Work to do: The records below are to be copied word for word, with every picture left out.

Data in this exercise:
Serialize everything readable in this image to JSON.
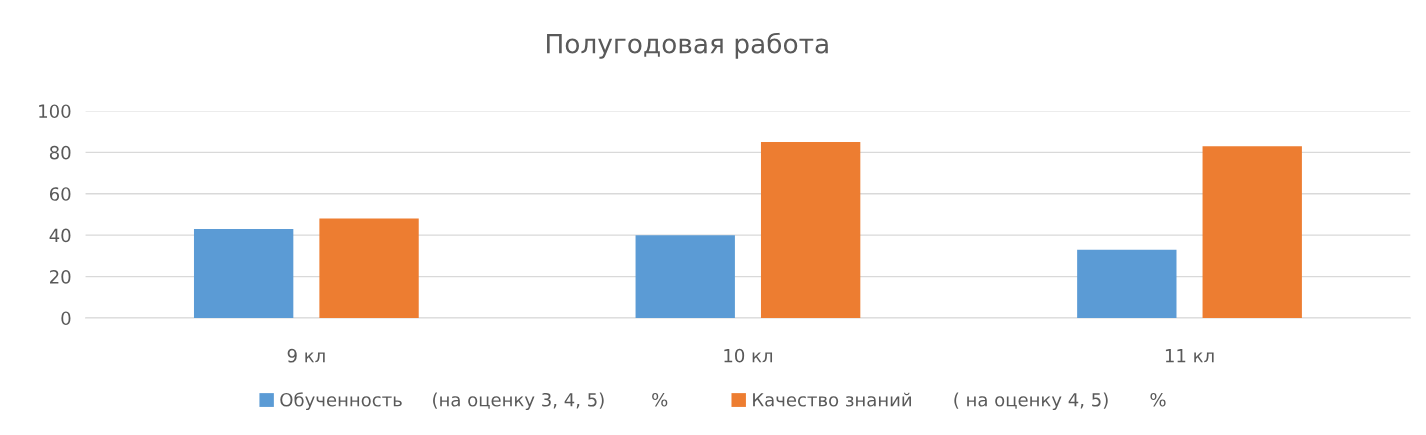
{
  "chart_data": {
    "type": "bar",
    "title": "Полугодовая работа",
    "categories": [
      "9 кл",
      "10 кл",
      "11 кл"
    ],
    "series": [
      {
        "name": "Обученность     (на оценку 3, 4, 5)        %",
        "color": "#5b9bd5",
        "values": [
          43,
          40,
          33
        ]
      },
      {
        "name": "Качество знаний       ( на оценку 4, 5)       %",
        "color": "#ed7d31",
        "values": [
          48,
          85,
          83
        ]
      }
    ],
    "ylim": [
      0,
      100
    ],
    "yticks": [
      0,
      20,
      40,
      60,
      80,
      100
    ],
    "grid": "y",
    "legend": "bottom"
  }
}
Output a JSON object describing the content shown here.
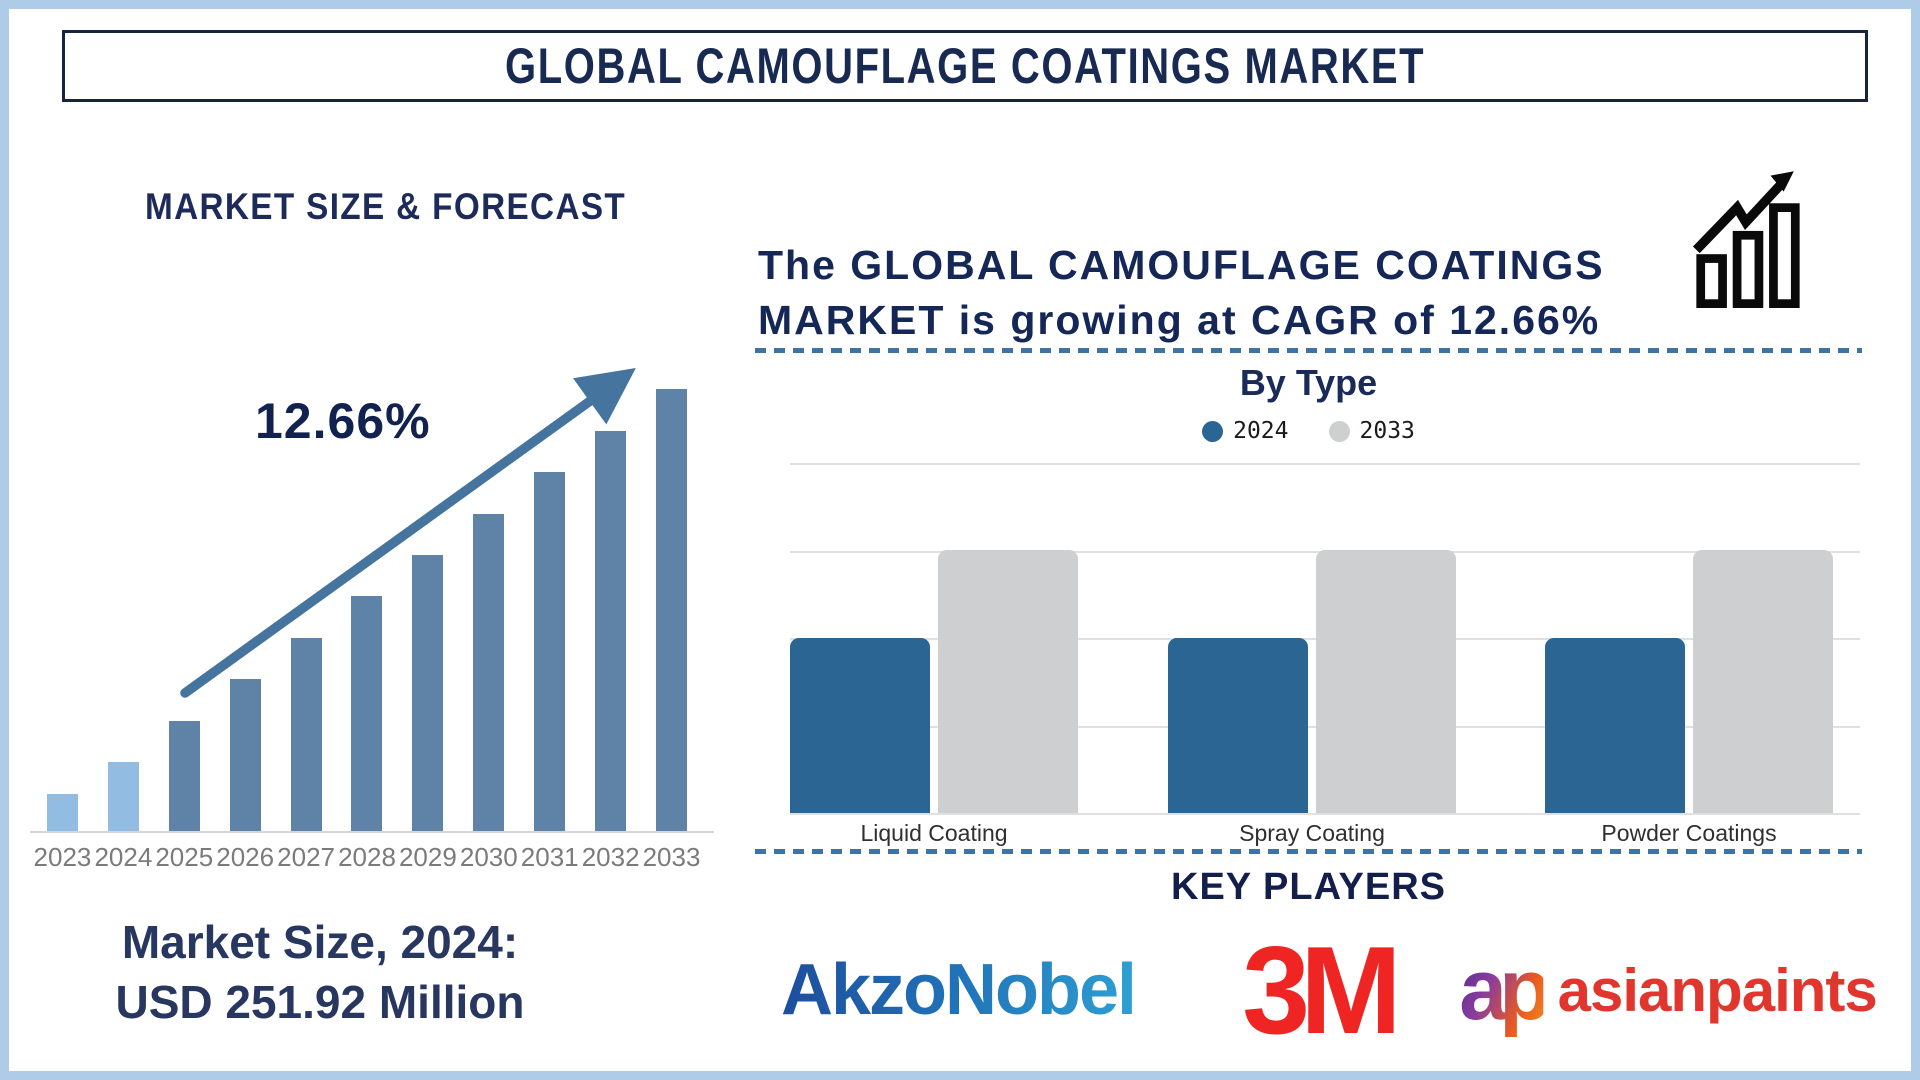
{
  "title": {
    "text": "GLOBAL CAMOUFLAGE COATINGS MARKET"
  },
  "palette": {
    "navy": "#152757",
    "frame_blue": "#aecbe8",
    "light_blue_bar": "#92bce2",
    "steel_blue_bar": "#5e83a7",
    "arrow_blue": "#45749f",
    "type_blue_bar": "#2a6593",
    "type_gray_bar": "#cdcfd0",
    "dash_blue": "#3e74a4",
    "year_label_gray": "#7b7b7b",
    "akzonobel_blue_from": "#1d4e9e",
    "akzonobel_blue_to": "#2e9fd4",
    "m3_red": "#ee2522",
    "asianpaints_red": "#e0362d"
  },
  "left": {
    "heading": "MARKET SIZE & FORECAST",
    "cagr": "12.66%",
    "market_size_line1": "Market Size, 2024:",
    "market_size_line2": "USD 251.92 Million"
  },
  "right": {
    "headline_line1": "The GLOBAL CAMOUFLAGE COATINGS",
    "headline_line2": "MARKET is growing at CAGR of 12.66%",
    "by_type_title": "By Type",
    "key_players_title": "KEY PLAYERS",
    "players": [
      {
        "name": "AkzoNobel"
      },
      {
        "name": "3M"
      },
      {
        "name": "asianpaints",
        "mark": "ap"
      }
    ]
  },
  "chart_data": [
    {
      "type": "bar",
      "title": "MARKET SIZE & FORECAST",
      "categories": [
        "2023",
        "2024",
        "2025",
        "2026",
        "2027",
        "2028",
        "2029",
        "2030",
        "2031",
        "2032",
        "2033"
      ],
      "values_relative_pct": [
        8.8,
        16.0,
        25.2,
        34.7,
        43.9,
        53.4,
        62.6,
        71.8,
        81.3,
        90.5,
        100
      ],
      "bar_colors": [
        "#92bce2",
        "#92bce2",
        "#5e83a7",
        "#5e83a7",
        "#5e83a7",
        "#5e83a7",
        "#5e83a7",
        "#5e83a7",
        "#5e83a7",
        "#5e83a7",
        "#5e83a7"
      ],
      "annotation": "12.66%",
      "known_value": {
        "year": "2024",
        "usd_million": 251.92
      },
      "ylabel": "",
      "note": "no y-axis shown; bar heights relative to tallest (2033)"
    },
    {
      "type": "bar",
      "title": "By Type",
      "categories": [
        "Liquid Coating",
        "Spray Coating",
        "Powder Coatings"
      ],
      "series": [
        {
          "name": "2024",
          "color": "#2a6593",
          "values": [
            2,
            2,
            2
          ]
        },
        {
          "name": "2033",
          "color": "#cdcfd0",
          "values": [
            3,
            3,
            3
          ]
        }
      ],
      "ylim": [
        0,
        4
      ],
      "grid": "horizontal, 5 lines, no tick labels",
      "legend_position": "top"
    }
  ]
}
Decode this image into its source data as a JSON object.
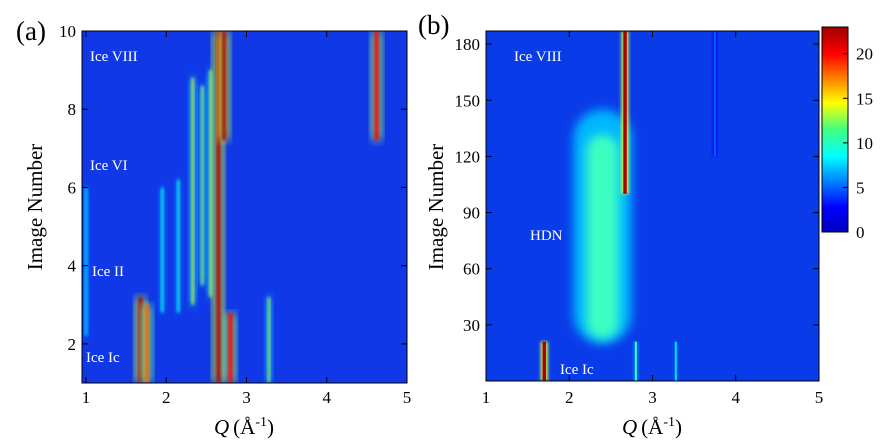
{
  "chart_data": [
    {
      "type": "heatmap",
      "panel_label": "(a)",
      "xlabel_symbol": "Q",
      "xlabel_unit": "(Å",
      "xlabel_sup": "-1",
      "xlabel_close": ")",
      "ylabel": "Image Number",
      "xlim": [
        0.95,
        5.0
      ],
      "ylim": [
        1,
        10
      ],
      "x_ticks": [
        "1",
        "2",
        "3",
        "4",
        "5"
      ],
      "y_ticks": [
        "2",
        "4",
        "6",
        "8",
        "10"
      ],
      "annotations": [
        "Ice VIII",
        "Ice VI",
        "Ice II",
        "Ice Ic"
      ],
      "peaks": [
        {
          "q": 1.0,
          "y0": 2.2,
          "y1": 6.0,
          "i": 8
        },
        {
          "q": 1.68,
          "y0": 1.0,
          "y1": 3.2,
          "i": 22
        },
        {
          "q": 1.76,
          "y0": 1.0,
          "y1": 3.0,
          "i": 18
        },
        {
          "q": 1.95,
          "y0": 2.8,
          "y1": 6.0,
          "i": 9
        },
        {
          "q": 2.15,
          "y0": 2.8,
          "y1": 6.2,
          "i": 9
        },
        {
          "q": 2.33,
          "y0": 3.0,
          "y1": 8.8,
          "i": 13
        },
        {
          "q": 2.45,
          "y0": 3.5,
          "y1": 8.6,
          "i": 12
        },
        {
          "q": 2.55,
          "y0": 3.2,
          "y1": 9.0,
          "i": 12
        },
        {
          "q": 2.65,
          "y0": 1.0,
          "y1": 10.0,
          "i": 22
        },
        {
          "q": 2.72,
          "y0": 7.2,
          "y1": 10.0,
          "i": 22
        },
        {
          "q": 2.8,
          "y0": 1.0,
          "y1": 2.8,
          "i": 20
        },
        {
          "q": 3.28,
          "y0": 1.0,
          "y1": 3.2,
          "i": 12
        },
        {
          "q": 4.62,
          "y0": 7.2,
          "y1": 10.0,
          "i": 20
        }
      ]
    },
    {
      "type": "heatmap",
      "panel_label": "(b)",
      "xlabel_symbol": "Q",
      "xlabel_unit": "(Å",
      "xlabel_sup": "-1",
      "xlabel_close": ")",
      "ylabel": "Image Number",
      "xlim": [
        1.0,
        5.0
      ],
      "ylim": [
        0,
        187
      ],
      "x_ticks": [
        "1",
        "2",
        "3",
        "4",
        "5"
      ],
      "y_ticks": [
        "30",
        "60",
        "90",
        "120",
        "150",
        "180"
      ],
      "annotations": [
        "Ice VIII",
        "HDN",
        "Ice Ic"
      ],
      "colorbar": {
        "min": 0,
        "max": 23,
        "ticks": [
          "0",
          "5",
          "10",
          "15",
          "20"
        ]
      },
      "features": [
        {
          "kind": "hdn_band",
          "q": 2.4,
          "y0": 20,
          "y1": 145,
          "i": 10
        },
        {
          "kind": "peak",
          "q": 2.67,
          "y0": 100,
          "y1": 187,
          "i": 22
        },
        {
          "kind": "peak",
          "q": 1.7,
          "y0": 0,
          "y1": 21,
          "i": 22
        },
        {
          "kind": "peak",
          "q": 2.8,
          "y0": 0,
          "y1": 21,
          "i": 10
        },
        {
          "kind": "peak",
          "q": 3.28,
          "y0": 0,
          "y1": 21,
          "i": 8
        },
        {
          "kind": "peak",
          "q": 3.75,
          "y0": 120,
          "y1": 187,
          "i": 5
        }
      ]
    }
  ]
}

Answer in full:
Serialize everything readable in this image to JSON.
{
  "chart_data": {
    "type": "bar",
    "title": "Полугодовая работа",
    "categories": [
      "9 кл",
      "10 кл",
      "11 кл"
    ],
    "series": [
      {
        "name": "Обученность     (на оценку 3, 4, 5)        %",
        "color": "#5b9bd5",
        "values": [
          43,
          40,
          33
        ]
      },
      {
        "name": "Качество знаний       ( на оценку 4, 5)       %",
        "color": "#ed7d31",
        "values": [
          48,
          85,
          83
        ]
      }
    ],
    "ylim": [
      0,
      100
    ],
    "yticks": [
      0,
      20,
      40,
      60,
      80,
      100
    ],
    "grid": "y",
    "legend": "bottom"
  }
}
Output a JSON object describing the content shown here.
{
  "title": {
    "text": "GLOBAL CAMOUFLAGE COATINGS MARKET"
  },
  "palette": {
    "navy": "#152757",
    "frame_blue": "#aecbe8",
    "light_blue_bar": "#92bce2",
    "steel_blue_bar": "#5e83a7",
    "arrow_blue": "#45749f",
    "type_blue_bar": "#2a6593",
    "type_gray_bar": "#cdcfd0",
    "dash_blue": "#3e74a4",
    "year_label_gray": "#7b7b7b",
    "akzonobel_blue_from": "#1d4e9e",
    "akzonobel_blue_to": "#2e9fd4",
    "m3_red": "#ee2522",
    "asianpaints_red": "#e0362d"
  },
  "left": {
    "heading": "MARKET SIZE & FORECAST",
    "cagr": "12.66%",
    "market_size_line1": "Market Size, 2024:",
    "market_size_line2": "USD 251.92 Million"
  },
  "right": {
    "headline_line1": "The GLOBAL CAMOUFLAGE COATINGS",
    "headline_line2": "MARKET is growing at CAGR of 12.66%",
    "by_type_title": "By Type",
    "key_players_title": "KEY PLAYERS",
    "players": [
      {
        "name": "AkzoNobel"
      },
      {
        "name": "3M"
      },
      {
        "name": "asianpaints",
        "mark": "ap"
      }
    ]
  },
  "chart_data": [
    {
      "type": "bar",
      "title": "MARKET SIZE & FORECAST",
      "categories": [
        "2023",
        "2024",
        "2025",
        "2026",
        "2027",
        "2028",
        "2029",
        "2030",
        "2031",
        "2032",
        "2033"
      ],
      "values_relative_pct": [
        8.8,
        16.0,
        25.2,
        34.7,
        43.9,
        53.4,
        62.6,
        71.8,
        81.3,
        90.5,
        100
      ],
      "bar_colors": [
        "#92bce2",
        "#92bce2",
        "#5e83a7",
        "#5e83a7",
        "#5e83a7",
        "#5e83a7",
        "#5e83a7",
        "#5e83a7",
        "#5e83a7",
        "#5e83a7",
        "#5e83a7"
      ],
      "annotation": "12.66%",
      "known_value": {
        "year": "2024",
        "usd_million": 251.92
      },
      "ylabel": "",
      "note": "no y-axis shown; bar heights relative to tallest (2033)"
    },
    {
      "type": "bar",
      "title": "By Type",
      "categories": [
        "Liquid Coating",
        "Spray Coating",
        "Powder Coatings"
      ],
      "series": [
        {
          "name": "2024",
          "color": "#2a6593",
          "values": [
            2,
            2,
            2
          ]
        },
        {
          "name": "2033",
          "color": "#cdcfd0",
          "values": [
            3,
            3,
            3
          ]
        }
      ],
      "ylim": [
        0,
        4
      ],
      "grid": "horizontal, 5 lines, no tick labels",
      "legend_position": "top"
    }
  ]
}
Decode this image into its source data as a JSON object.
{
  "chart_data": [
    {
      "type": "heatmap",
      "panel_label": "(a)",
      "xlabel_symbol": "Q",
      "xlabel_unit": "(Å",
      "xlabel_sup": "-1",
      "xlabel_close": ")",
      "ylabel": "Image Number",
      "xlim": [
        0.95,
        5.0
      ],
      "ylim": [
        1,
        10
      ],
      "x_ticks": [
        "1",
        "2",
        "3",
        "4",
        "5"
      ],
      "y_ticks": [
        "2",
        "4",
        "6",
        "8",
        "10"
      ],
      "annotations": [
        "Ice VIII",
        "Ice VI",
        "Ice II",
        "Ice Ic"
      ],
      "peaks": [
        {
          "q": 1.0,
          "y0": 2.2,
          "y1": 6.0,
          "i": 8
        },
        {
          "q": 1.68,
          "y0": 1.0,
          "y1": 3.2,
          "i": 22
        },
        {
          "q": 1.76,
          "y0": 1.0,
          "y1": 3.0,
          "i": 18
        },
        {
          "q": 1.95,
          "y0": 2.8,
          "y1": 6.0,
          "i": 9
        },
        {
          "q": 2.15,
          "y0": 2.8,
          "y1": 6.2,
          "i": 9
        },
        {
          "q": 2.33,
          "y0": 3.0,
          "y1": 8.8,
          "i": 13
        },
        {
          "q": 2.45,
          "y0": 3.5,
          "y1": 8.6,
          "i": 12
        },
        {
          "q": 2.55,
          "y0": 3.2,
          "y1": 9.0,
          "i": 12
        },
        {
          "q": 2.65,
          "y0": 1.0,
          "y1": 10.0,
          "i": 22
        },
        {
          "q": 2.72,
          "y0": 7.2,
          "y1": 10.0,
          "i": 22
        },
        {
          "q": 2.8,
          "y0": 1.0,
          "y1": 2.8,
          "i": 20
        },
        {
          "q": 3.28,
          "y0": 1.0,
          "y1": 3.2,
          "i": 12
        },
        {
          "q": 4.62,
          "y0": 7.2,
          "y1": 10.0,
          "i": 20
        }
      ]
    },
    {
      "type": "heatmap",
      "panel_label": "(b)",
      "xlabel_symbol": "Q",
      "xlabel_unit": "(Å",
      "xlabel_sup": "-1",
      "xlabel_close": ")",
      "ylabel": "Image Number",
      "xlim": [
        1.0,
        5.0
      ],
      "ylim": [
        0,
        187
      ],
      "x_ticks": [
        "1",
        "2",
        "3",
        "4",
        "5"
      ],
      "y_ticks": [
        "30",
        "60",
        "90",
        "120",
        "150",
        "180"
      ],
      "annotations": [
        "Ice VIII",
        "HDN",
        "Ice Ic"
      ],
      "colorbar": {
        "min": 0,
        "max": 23,
        "ticks": [
          "0",
          "5",
          "10",
          "15",
          "20"
        ]
      },
      "features": [
        {
          "kind": "hdn_band",
          "q": 2.4,
          "y0": 20,
          "y1": 145,
          "i": 10
        },
        {
          "kind": "peak",
          "q": 2.67,
          "y0": 100,
          "y1": 187,
          "i": 22
        },
        {
          "kind": "peak",
          "q": 1.7,
          "y0": 0,
          "y1": 21,
          "i": 22
        },
        {
          "kind": "peak",
          "q": 2.8,
          "y0": 0,
          "y1": 21,
          "i": 10
        },
        {
          "kind": "peak",
          "q": 3.28,
          "y0": 0,
          "y1": 21,
          "i": 8
        },
        {
          "kind": "peak",
          "q": 3.75,
          "y0": 120,
          "y1": 187,
          "i": 5
        }
      ]
    }
  ]
}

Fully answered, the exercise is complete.